Short task
Reproduce the lines below from the one that contains "What text is on this page?" through the end, inclusive, and add nothing.

········

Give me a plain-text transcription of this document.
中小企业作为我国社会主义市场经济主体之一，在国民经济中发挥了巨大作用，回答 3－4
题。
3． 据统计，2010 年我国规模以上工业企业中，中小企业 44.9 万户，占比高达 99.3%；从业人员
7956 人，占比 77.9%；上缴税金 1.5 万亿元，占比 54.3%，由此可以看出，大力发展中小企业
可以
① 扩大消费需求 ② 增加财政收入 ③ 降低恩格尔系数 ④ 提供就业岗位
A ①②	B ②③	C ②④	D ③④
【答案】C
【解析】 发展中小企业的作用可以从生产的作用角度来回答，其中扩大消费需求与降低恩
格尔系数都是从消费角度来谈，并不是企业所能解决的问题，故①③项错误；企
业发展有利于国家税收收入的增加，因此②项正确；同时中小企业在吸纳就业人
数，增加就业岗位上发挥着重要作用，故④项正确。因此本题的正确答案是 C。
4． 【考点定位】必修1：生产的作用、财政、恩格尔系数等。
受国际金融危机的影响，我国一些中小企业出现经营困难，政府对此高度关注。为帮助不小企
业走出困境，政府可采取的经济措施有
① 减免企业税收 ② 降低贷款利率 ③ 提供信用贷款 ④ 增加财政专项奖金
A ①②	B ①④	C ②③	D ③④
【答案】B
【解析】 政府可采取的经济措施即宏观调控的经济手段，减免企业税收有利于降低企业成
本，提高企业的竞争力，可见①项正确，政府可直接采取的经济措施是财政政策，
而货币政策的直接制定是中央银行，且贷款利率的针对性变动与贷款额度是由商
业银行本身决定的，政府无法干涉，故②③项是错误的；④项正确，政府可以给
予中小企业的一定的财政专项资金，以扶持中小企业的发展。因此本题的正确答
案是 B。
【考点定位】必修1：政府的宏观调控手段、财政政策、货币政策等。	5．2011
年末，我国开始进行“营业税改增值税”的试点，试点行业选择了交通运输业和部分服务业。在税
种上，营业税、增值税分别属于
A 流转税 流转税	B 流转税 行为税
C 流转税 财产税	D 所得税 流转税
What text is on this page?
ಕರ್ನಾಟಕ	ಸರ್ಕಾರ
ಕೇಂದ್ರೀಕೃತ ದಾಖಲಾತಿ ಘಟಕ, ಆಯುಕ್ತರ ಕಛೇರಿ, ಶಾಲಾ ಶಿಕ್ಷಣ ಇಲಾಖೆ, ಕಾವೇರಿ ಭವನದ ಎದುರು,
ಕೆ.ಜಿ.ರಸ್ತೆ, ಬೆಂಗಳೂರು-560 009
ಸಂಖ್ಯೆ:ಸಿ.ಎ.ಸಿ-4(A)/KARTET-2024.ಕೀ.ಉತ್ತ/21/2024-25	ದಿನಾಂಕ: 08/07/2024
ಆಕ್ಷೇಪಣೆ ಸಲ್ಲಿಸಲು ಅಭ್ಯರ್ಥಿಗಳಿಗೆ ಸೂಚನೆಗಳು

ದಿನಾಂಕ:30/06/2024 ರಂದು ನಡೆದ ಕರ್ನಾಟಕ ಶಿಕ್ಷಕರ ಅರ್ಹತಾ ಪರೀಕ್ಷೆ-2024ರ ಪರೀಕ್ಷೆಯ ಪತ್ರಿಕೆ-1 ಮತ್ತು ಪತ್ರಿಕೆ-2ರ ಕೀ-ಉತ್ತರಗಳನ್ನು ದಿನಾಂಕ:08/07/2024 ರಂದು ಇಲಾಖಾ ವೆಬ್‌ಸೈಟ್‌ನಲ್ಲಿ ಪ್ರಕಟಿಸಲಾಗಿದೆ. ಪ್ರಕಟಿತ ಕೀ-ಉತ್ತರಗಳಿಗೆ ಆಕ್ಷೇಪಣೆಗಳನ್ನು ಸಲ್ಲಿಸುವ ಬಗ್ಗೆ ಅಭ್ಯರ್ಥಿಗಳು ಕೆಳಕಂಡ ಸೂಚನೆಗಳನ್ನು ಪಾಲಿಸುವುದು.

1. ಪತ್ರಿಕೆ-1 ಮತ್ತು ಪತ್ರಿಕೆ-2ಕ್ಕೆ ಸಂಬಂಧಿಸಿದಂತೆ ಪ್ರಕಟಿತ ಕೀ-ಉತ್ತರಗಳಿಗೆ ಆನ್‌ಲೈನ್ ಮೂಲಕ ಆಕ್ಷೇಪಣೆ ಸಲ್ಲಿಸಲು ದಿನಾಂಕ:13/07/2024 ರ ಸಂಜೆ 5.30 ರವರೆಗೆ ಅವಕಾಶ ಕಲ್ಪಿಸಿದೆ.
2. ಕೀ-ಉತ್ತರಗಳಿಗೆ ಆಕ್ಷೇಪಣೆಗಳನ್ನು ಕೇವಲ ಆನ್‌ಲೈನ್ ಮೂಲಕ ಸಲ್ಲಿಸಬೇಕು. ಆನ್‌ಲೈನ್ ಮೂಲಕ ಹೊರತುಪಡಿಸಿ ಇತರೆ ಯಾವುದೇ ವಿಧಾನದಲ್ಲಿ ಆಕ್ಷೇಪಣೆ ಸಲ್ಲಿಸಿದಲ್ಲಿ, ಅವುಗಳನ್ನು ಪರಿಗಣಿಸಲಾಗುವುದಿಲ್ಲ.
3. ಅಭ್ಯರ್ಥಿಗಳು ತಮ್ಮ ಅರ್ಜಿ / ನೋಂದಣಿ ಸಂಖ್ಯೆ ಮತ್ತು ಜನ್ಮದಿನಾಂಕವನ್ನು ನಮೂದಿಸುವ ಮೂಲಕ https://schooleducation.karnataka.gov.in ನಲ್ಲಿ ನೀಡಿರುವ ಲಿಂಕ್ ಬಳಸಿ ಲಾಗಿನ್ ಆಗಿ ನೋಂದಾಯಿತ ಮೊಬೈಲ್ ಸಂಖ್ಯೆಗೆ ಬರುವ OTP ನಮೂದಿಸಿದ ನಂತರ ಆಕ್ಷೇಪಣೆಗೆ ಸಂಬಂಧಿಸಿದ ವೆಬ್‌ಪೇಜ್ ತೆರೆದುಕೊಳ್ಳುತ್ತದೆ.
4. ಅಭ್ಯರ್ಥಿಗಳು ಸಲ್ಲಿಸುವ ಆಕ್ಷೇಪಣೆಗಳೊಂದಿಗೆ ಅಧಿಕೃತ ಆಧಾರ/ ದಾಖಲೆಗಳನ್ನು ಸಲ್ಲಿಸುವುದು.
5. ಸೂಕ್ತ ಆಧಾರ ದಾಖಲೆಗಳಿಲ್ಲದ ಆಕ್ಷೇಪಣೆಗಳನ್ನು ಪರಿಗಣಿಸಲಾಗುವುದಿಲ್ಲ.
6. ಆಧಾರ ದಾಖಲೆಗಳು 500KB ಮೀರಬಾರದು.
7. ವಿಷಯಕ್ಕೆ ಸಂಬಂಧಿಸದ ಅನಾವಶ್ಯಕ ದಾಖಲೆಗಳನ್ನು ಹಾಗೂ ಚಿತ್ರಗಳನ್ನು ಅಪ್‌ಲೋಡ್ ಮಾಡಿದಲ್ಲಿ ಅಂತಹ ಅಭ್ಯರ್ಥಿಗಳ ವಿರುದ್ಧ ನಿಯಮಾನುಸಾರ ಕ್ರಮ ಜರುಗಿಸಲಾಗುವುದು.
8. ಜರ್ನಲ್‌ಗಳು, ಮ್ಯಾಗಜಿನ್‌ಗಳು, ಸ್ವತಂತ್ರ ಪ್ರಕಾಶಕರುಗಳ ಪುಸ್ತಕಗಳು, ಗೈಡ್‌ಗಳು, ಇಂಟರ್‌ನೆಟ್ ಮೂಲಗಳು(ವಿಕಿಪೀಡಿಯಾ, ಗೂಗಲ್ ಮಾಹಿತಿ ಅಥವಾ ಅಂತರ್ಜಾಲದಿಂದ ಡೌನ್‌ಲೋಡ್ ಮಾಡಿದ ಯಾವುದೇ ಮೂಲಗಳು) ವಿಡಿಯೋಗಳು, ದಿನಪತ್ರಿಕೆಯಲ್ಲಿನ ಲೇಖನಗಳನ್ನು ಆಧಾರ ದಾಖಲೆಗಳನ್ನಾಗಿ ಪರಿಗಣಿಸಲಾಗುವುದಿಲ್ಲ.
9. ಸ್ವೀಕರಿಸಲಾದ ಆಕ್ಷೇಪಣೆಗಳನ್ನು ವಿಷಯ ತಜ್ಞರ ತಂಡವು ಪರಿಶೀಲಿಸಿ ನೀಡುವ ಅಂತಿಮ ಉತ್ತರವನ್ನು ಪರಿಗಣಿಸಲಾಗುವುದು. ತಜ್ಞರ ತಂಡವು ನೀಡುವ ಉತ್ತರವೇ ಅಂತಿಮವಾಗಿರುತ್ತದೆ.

········

Solved problem
What text is on this page?
ಕರ್ನಾಟಕ	ಸರ್ಕಾರ
ಕೇಂದ್ರೀಕೃತ ದಾಖಲಾತಿ ಘಟಕ, ಆಯುಕ್ತರ ಕಛೇರಿ, ಶಾಲಾ ಶಿಕ್ಷಣ ಇಲಾಖೆ, ಕಾವೇರಿ ಭವನದ ಎದುರು,
ಕೆ.ಜಿ.ರಸ್ತೆ, ಬೆಂಗಳೂರು-560 009
ಸಂಖ್ಯೆ:ಸಿ.ಎ.ಸಿ-4(A)/KARTET-2024.ಕೀ.ಉತ್ತ/21/2024-25	ದಿನಾಂಕ: 08/07/2024
ಆಕ್ಷೇಪಣೆ ಸಲ್ಲಿಸಲು ಅಭ್ಯರ್ಥಿಗಳಿಗೆ ಸೂಚನೆಗಳು

ದಿನಾಂಕ:30/06/2024 ರಂದು ನಡೆದ ಕರ್ನಾಟಕ ಶಿಕ್ಷಕರ ಅರ್ಹತಾ ಪರೀಕ್ಷೆ-2024ರ ಪರೀಕ್ಷೆಯ ಪತ್ರಿಕೆ-1 ಮತ್ತು ಪತ್ರಿಕೆ-2ರ ಕೀ-ಉತ್ತರಗಳನ್ನು ದಿನಾಂಕ:08/07/2024 ರಂದು ಇಲಾಖಾ ವೆಬ್‌ಸೈಟ್‌ನಲ್ಲಿ ಪ್ರಕಟಿಸಲಾಗಿದೆ. ಪ್ರಕಟಿತ ಕೀ-ಉತ್ತರಗಳಿಗೆ ಆಕ್ಷೇಪಣೆಗಳನ್ನು ಸಲ್ಲಿಸುವ ಬಗ್ಗೆ ಅಭ್ಯರ್ಥಿಗಳು ಕೆಳಕಂಡ ಸೂಚನೆಗಳನ್ನು ಪಾಲಿಸುವುದು.

1. ಪತ್ರಿಕೆ-1 ಮತ್ತು ಪತ್ರಿಕೆ-2ಕ್ಕೆ ಸಂಬಂಧಿಸಿದಂತೆ ಪ್ರಕಟಿತ ಕೀ-ಉತ್ತರಗಳಿಗೆ ಆನ್‌ಲೈನ್ ಮೂಲಕ ಆಕ್ಷೇಪಣೆ ಸಲ್ಲಿಸಲು ದಿನಾಂಕ:13/07/2024 ರ ಸಂಜೆ 5.30 ರವರೆಗೆ ಅವಕಾಶ ಕಲ್ಪಿಸಿದೆ.
2. ಕೀ-ಉತ್ತರಗಳಿಗೆ ಆಕ್ಷೇಪಣೆಗಳನ್ನು ಕೇವಲ ಆನ್‌ಲೈನ್ ಮೂಲಕ ಸಲ್ಲಿಸಬೇಕು. ಆನ್‌ಲೈನ್ ಮೂಲಕ ಹೊರತುಪಡಿಸಿ ಇತರೆ ಯಾವುದೇ ವಿಧಾನದಲ್ಲಿ ಆಕ್ಷೇಪಣೆ ಸಲ್ಲಿಸಿದಲ್ಲಿ, ಅವುಗಳನ್ನು ಪರಿಗಣಿಸಲಾಗುವುದಿಲ್ಲ.
3. ಅಭ್ಯರ್ಥಿಗಳು ತಮ್ಮ ಅರ್ಜಿ / ನೋಂದಣಿ ಸಂಖ್ಯೆ ಮತ್ತು ಜನ್ಮದಿನಾಂಕವನ್ನು ನಮೂದಿಸುವ ಮೂಲಕ https://schooleducation.karnataka.gov.in ನಲ್ಲಿ ನೀಡಿರುವ ಲಿಂಕ್ ಬಳಸಿ ಲಾಗಿನ್ ಆಗಿ ನೋಂದಾಯಿತ ಮೊಬೈಲ್ ಸಂಖ್ಯೆಗೆ ಬರುವ OTP ನಮೂದಿಸಿದ ನಂತರ ಆಕ್ಷೇಪಣೆಗೆ ಸಂಬಂಧಿಸಿದ ವೆಬ್‌ಪೇಜ್ ತೆರೆದುಕೊಳ್ಳುತ್ತದೆ.
4. ಅಭ್ಯರ್ಥಿಗಳು ಸಲ್ಲಿಸುವ ಆಕ್ಷೇಪಣೆಗಳೊಂದಿಗೆ ಅಧಿಕೃತ ಆಧಾರ/ ದಾಖಲೆಗಳನ್ನು ಸಲ್ಲಿಸುವುದು.
5. ಸೂಕ್ತ ಆಧಾರ ದಾಖಲೆಗಳಿಲ್ಲದ ಆಕ್ಷೇಪಣೆಗಳನ್ನು ಪರಿಗಣಿಸಲಾಗುವುದಿಲ್ಲ.
6. ಆಧಾರ ದಾಖಲೆಗಳು 500KB ಮೀರಬಾರದು.
7. ವಿಷಯಕ್ಕೆ ಸಂಬಂಧಿಸದ ಅನಾವಶ್ಯಕ ದಾಖಲೆಗಳನ್ನು ಹಾಗೂ ಚಿತ್ರಗಳನ್ನು ಅಪ್‌ಲೋಡ್ ಮಾಡಿದಲ್ಲಿ ಅಂತಹ ಅಭ್ಯರ್ಥಿಗಳ ವಿರುದ್ಧ ನಿಯಮಾನುಸಾರ ಕ್ರಮ ಜರುಗಿಸಲಾಗುವುದು.
8. ಜರ್ನಲ್‌ಗಳು, ಮ್ಯಾಗಜಿನ್‌ಗಳು, ಸ್ವತಂತ್ರ ಪ್ರಕಾಶಕರುಗಳ ಪುಸ್ತಕಗಳು, ಗೈಡ್‌ಗಳು, ಇಂಟರ್‌ನೆಟ್ ಮೂಲಗಳು(ವಿಕಿಪೀಡಿಯಾ, ಗೂಗಲ್ ಮಾಹಿತಿ ಅಥವಾ ಅಂತರ್ಜಾಲದಿಂದ ಡೌನ್‌ಲೋಡ್ ಮಾಡಿದ ಯಾವುದೇ ಮೂಲಗಳು) ವಿಡಿಯೋಗಳು, ದಿನಪತ್ರಿಕೆಯಲ್ಲಿನ ಲೇಖನಗಳನ್ನು ಆಧಾರ ದಾಖಲೆಗಳನ್ನಾಗಿ ಪರಿಗಣಿಸಲಾಗುವುದಿಲ್ಲ.
9. ಸ್ವೀಕರಿಸಲಾದ ಆಕ್ಷೇಪಣೆಗಳನ್ನು ವಿಷಯ ತಜ್ಞರ ತಂಡವು ಪರಿಶೀಲಿಸಿ ನೀಡುವ ಅಂತಿಮ ಉತ್ತರವನ್ನು ಪರಿಗಣಿಸಲಾಗುವುದು. ತಜ್ಞರ ತಂಡವು ನೀಡುವ ಉತ್ತರವೇ ಅಂತಿಮವಾಗಿರುತ್ತದೆ.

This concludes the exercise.